_EXERCISE DIRECTIONS_:
Show all lines of the listing that hold the word "appropriate".

_DATA SUPPLIED_:
○ ○ ○ ○ ○ ○ ○
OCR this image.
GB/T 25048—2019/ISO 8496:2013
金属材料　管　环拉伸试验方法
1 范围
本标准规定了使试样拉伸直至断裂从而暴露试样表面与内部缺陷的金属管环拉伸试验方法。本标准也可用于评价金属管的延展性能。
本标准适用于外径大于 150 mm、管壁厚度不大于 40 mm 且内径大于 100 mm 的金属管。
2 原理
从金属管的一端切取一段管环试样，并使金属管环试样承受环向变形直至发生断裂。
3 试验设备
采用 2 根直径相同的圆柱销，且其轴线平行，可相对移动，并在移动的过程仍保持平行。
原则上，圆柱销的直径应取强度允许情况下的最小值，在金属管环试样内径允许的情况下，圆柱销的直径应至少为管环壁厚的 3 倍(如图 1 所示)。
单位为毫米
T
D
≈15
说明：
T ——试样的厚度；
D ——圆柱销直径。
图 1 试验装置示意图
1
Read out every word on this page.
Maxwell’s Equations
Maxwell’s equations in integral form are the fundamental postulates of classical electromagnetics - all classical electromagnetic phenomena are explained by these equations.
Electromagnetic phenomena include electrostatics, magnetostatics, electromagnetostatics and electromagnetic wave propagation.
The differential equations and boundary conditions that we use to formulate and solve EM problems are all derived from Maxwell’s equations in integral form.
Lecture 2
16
○ ○ ○ ○ ○ ○ ○
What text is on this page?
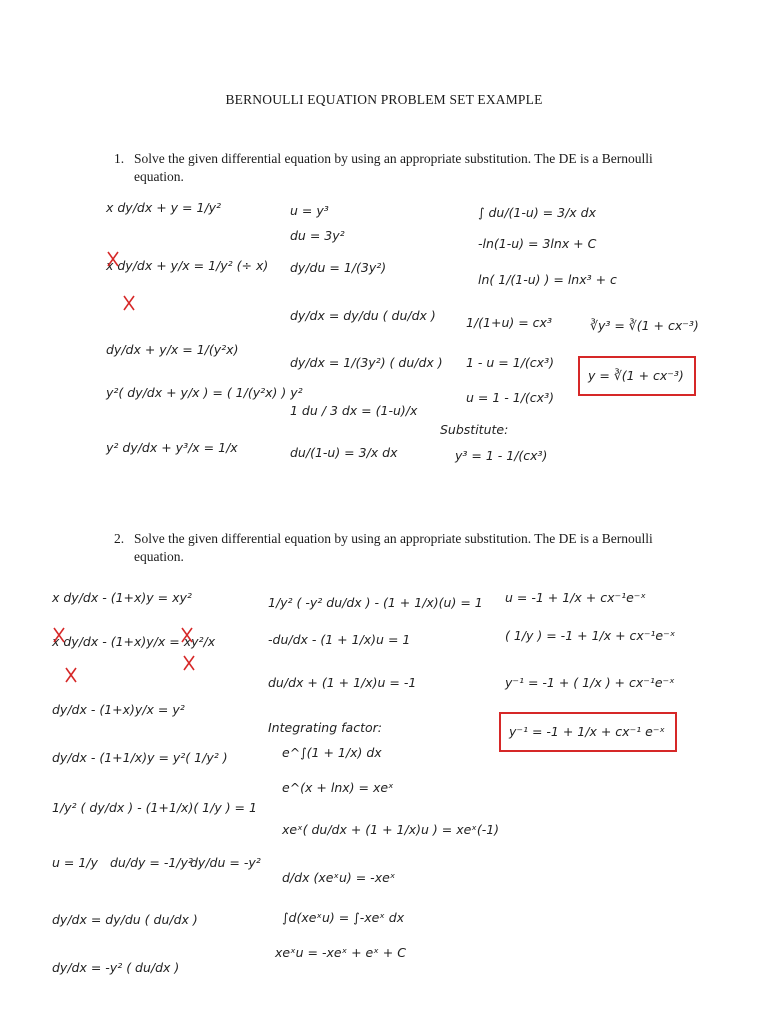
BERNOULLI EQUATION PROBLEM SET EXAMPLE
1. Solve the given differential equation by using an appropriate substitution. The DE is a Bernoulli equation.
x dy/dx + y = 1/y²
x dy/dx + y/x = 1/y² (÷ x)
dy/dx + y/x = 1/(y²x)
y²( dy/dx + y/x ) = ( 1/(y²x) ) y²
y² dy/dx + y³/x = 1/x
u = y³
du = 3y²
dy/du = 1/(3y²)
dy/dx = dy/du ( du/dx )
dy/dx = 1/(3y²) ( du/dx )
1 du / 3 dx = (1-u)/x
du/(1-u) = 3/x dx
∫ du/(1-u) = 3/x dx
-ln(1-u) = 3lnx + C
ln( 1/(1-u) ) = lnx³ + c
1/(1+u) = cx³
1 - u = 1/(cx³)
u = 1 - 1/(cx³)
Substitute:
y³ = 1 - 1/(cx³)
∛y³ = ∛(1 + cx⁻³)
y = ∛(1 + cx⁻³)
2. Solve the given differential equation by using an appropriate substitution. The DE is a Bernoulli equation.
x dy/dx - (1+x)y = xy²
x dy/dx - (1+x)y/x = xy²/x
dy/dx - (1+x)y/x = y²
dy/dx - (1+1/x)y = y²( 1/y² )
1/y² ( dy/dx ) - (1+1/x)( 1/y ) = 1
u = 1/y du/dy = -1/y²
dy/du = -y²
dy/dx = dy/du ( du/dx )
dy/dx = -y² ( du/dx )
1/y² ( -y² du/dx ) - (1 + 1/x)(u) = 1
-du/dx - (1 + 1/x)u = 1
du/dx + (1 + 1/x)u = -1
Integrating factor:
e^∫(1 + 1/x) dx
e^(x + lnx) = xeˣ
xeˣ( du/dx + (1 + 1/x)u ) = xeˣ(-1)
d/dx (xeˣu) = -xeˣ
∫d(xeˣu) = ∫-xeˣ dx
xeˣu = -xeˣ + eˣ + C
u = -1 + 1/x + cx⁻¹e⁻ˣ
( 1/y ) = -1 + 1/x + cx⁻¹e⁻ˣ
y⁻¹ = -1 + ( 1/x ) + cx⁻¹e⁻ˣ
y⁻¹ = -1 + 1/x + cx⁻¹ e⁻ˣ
○ ○ ○ ○ ○ ○ ○
_CORRECT RESULT_:
1. Solve the given differential equation by using an appropriate substitution. The DE is a Bernoulli equation.
2. Solve the given differential equation by using an appropriate substitution. The DE is a Bernoulli equation.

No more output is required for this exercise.